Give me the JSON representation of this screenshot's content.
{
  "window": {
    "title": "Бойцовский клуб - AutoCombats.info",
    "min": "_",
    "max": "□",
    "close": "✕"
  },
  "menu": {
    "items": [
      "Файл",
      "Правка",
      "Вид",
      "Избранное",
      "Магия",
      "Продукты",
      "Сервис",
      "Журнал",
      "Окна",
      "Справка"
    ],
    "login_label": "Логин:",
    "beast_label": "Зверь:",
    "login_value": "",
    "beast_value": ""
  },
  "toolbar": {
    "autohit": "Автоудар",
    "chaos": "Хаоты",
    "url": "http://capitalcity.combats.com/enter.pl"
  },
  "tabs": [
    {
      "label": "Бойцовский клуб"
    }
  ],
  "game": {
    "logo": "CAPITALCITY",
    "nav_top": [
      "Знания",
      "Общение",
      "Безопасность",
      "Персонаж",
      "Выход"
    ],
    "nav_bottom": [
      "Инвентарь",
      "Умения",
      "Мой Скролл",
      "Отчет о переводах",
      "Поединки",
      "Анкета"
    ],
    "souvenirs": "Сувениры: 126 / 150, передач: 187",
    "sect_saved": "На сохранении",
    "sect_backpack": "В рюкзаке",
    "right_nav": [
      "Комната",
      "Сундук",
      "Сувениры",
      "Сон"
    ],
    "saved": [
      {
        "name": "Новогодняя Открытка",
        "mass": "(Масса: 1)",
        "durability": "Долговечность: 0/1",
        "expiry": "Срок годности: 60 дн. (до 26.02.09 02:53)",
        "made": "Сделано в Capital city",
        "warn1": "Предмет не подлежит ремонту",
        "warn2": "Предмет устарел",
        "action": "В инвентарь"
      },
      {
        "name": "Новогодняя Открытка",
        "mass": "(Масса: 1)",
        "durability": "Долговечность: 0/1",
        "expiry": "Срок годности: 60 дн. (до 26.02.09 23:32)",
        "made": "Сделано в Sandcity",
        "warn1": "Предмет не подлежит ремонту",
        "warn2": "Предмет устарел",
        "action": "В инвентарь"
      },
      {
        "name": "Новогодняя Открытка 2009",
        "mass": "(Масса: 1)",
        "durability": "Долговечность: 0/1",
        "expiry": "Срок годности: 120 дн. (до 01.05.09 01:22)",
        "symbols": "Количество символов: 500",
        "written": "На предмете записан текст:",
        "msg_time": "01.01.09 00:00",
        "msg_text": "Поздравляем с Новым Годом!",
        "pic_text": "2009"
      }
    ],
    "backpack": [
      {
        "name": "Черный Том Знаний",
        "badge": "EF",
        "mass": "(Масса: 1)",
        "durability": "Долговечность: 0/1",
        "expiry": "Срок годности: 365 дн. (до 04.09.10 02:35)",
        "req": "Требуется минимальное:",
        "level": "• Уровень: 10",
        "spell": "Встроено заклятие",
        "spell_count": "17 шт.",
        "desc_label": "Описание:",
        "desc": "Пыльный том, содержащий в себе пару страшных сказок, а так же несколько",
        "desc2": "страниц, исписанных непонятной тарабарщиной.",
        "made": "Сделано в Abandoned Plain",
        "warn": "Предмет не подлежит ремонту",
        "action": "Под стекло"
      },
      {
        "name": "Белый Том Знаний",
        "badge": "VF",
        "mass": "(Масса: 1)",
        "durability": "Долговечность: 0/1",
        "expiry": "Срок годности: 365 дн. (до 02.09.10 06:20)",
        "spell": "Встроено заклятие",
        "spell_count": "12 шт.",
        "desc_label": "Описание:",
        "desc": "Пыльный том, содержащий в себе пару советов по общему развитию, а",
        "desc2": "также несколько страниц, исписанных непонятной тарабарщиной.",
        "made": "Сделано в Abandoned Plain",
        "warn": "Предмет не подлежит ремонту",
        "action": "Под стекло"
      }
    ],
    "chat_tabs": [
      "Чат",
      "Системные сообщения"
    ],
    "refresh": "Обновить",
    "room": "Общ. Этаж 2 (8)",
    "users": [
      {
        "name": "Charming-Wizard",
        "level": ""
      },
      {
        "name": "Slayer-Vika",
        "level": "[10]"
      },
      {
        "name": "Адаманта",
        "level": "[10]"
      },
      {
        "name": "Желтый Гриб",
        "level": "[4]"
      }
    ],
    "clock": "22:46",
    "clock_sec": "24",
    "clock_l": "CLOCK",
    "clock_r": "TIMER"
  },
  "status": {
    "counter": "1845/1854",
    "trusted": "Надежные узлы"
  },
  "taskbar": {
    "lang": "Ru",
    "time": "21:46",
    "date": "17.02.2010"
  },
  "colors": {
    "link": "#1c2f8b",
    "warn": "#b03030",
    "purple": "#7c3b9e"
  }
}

(STATED PROBLEM) Copy each record from above exactly, and include every line.

(ANSWER TO THE EXERCISE)
Give me the JSON representation of this screenshot's content.
{
  "window": {
    "title": "Бойцовский клуб - AutoCombats.info",
    "min": "_",
    "max": "□",
    "close": "✕"
  },
  "menu": {
    "items": [
      "Файл",
      "Правка",
      "Вид",
      "Избранное",
      "Магия",
      "Продукты",
      "Сервис",
      "Журнал",
      "Окна",
      "Справка"
    ],
    "login_label": "Логин:",
    "beast_label": "Зверь:",
    "login_value": "",
    "beast_value": ""
  },
  "toolbar": {
    "autohit": "Автоудар",
    "chaos": "Хаоты",
    "url": "http://capitalcity.combats.com/enter.pl"
  },
  "tabs": [
    {
      "label": "Бойцовский клуб"
    }
  ],
  "game": {
    "logo": "CAPITALCITY",
    "nav_top": [
      "Знания",
      "Общение",
      "Безопасность",
      "Персонаж",
      "Выход"
    ],
    "nav_bottom": [
      "Инвентарь",
      "Умения",
      "Мой Скролл",
      "Отчет о переводах",
      "Поединки",
      "Анкета"
    ],
    "souvenirs": "Сувениры: 126 / 150, передач: 187",
    "sect_saved": "На сохранении",
    "sect_backpack": "В рюкзаке",
    "right_nav": [
      "Комната",
      "Сундук",
      "Сувениры",
      "Сон"
    ],
    "saved": [
      {
        "name": "Новогодняя Открытка",
        "mass": "(Масса: 1)",
        "durability": "Долговечность: 0/1",
        "expiry": "Срок годности: 60 дн. (до 26.02.09 02:53)",
        "made": "Сделано в Capital city",
        "warn1": "Предмет не подлежит ремонту",
        "warn2": "Предмет устарел",
        "action": "В инвентарь"
      },
      {
        "name": "Новогодняя Открытка",
        "mass": "(Масса: 1)",
        "durability": "Долговечность: 0/1",
        "expiry": "Срок годности: 60 дн. (до 26.02.09 23:32)",
        "made": "Сделано в Sandcity",
        "warn1": "Предмет не подлежит ремонту",
        "warn2": "Предмет устарел",
        "action": "В инвентарь"
      },
      {
        "name": "Новогодняя Открытка 2009",
        "mass": "(Масса: 1)",
        "durability": "Долговечность: 0/1",
        "expiry": "Срок годности: 120 дн. (до 01.05.09 01:22)",
        "symbols": "Количество символов: 500",
        "written": "На предмете записан текст:",
        "msg_time": "01.01.09 00:00",
        "msg_text": "Поздравляем с Новым Годом!",
        "pic_text": "2009"
      }
    ],
    "backpack": [
      {
        "name": "Черный Том Знаний",
        "badge": "EF",
        "mass": "(Масса: 1)",
        "durability": "Долговечность: 0/1",
        "expiry": "Срок годности: 365 дн. (до 04.09.10 02:35)",
        "req": "Требуется минимальное:",
        "level": "• Уровень: 10",
        "spell": "Встроено заклятие",
        "spell_count": "17 шт.",
        "desc_label": "Описание:",
        "desc": "Пыльный том, содержащий в себе пару страшных сказок, а так же несколько",
        "desc2": "страниц, исписанных непонятной тарабарщиной.",
        "made": "Сделано в Abandoned Plain",
        "warn": "Предмет не подлежит ремонту",
        "action": "Под стекло"
      },
      {
        "name": "Белый Том Знаний",
        "badge": "VF",
        "mass": "(Масса: 1)",
        "durability": "Долговечность: 0/1",
        "expiry": "Срок годности: 365 дн. (до 02.09.10 06:20)",
        "spell": "Встроено заклятие",
        "spell_count": "12 шт.",
        "desc_label": "Описание:",
        "desc": "Пыльный том, содержащий в себе пару советов по общему развитию, а",
        "desc2": "также несколько страниц, исписанных непонятной тарабарщиной.",
        "made": "Сделано в Abandoned Plain",
        "warn": "Предмет не подлежит ремонту",
        "action": "Под стекло"
      }
    ],
    "chat_tabs": [
      "Чат",
      "Системные сообщения"
    ],
    "refresh": "Обновить",
    "room": "Общ. Этаж 2 (8)",
    "users": [
      {
        "name": "Charming-Wizard",
        "level": ""
      },
      {
        "name": "Slayer-Vika",
        "level": "[10]"
      },
      {
        "name": "Адаманта",
        "level": "[10]"
      },
      {
        "name": "Желтый Гриб",
        "level": "[4]"
      }
    ],
    "clock": "22:46",
    "clock_sec": "24",
    "clock_l": "CLOCK",
    "clock_r": "TIMER"
  },
  "status": {
    "counter": "1845/1854",
    "trusted": "Надежные узлы"
  },
  "taskbar": {
    "lang": "Ru",
    "time": "21:46",
    "date": "17.02.2010"
  },
  "colors": {
    "link": "#1c2f8b",
    "warn": "#b03030",
    "purple": "#7c3b9e"
  }
}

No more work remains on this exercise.